* **Given task**
Look through the records below, and copy out every line that holds the string "Scopolamine".

-*-

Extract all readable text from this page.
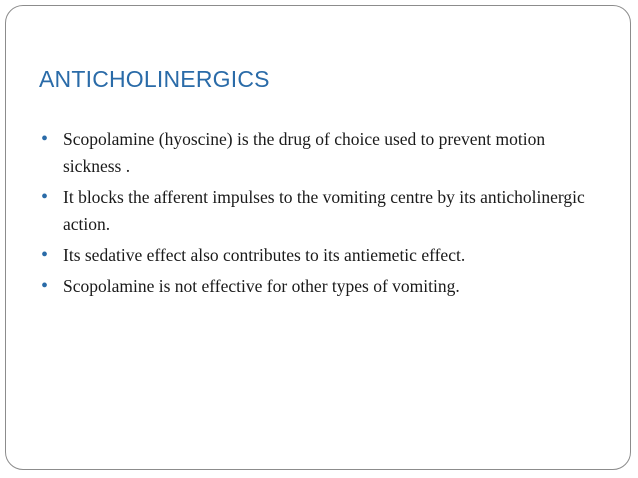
ANTICHOLINERGICS
• Scopolamine (hyoscine) is the drug of choice used to prevent motion sickness .
• It blocks the afferent impulses to the vomiting centre by its anticholinergic action.
• Its sedative effect also contributes to its antiemetic effect.
• Scopolamine is not effective for other types of vomiting.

-*-

* **The reply**
• Scopolamine (hyoscine) is the drug of choice used to prevent motion sickness .
• Scopolamine is not effective for other types of vomiting.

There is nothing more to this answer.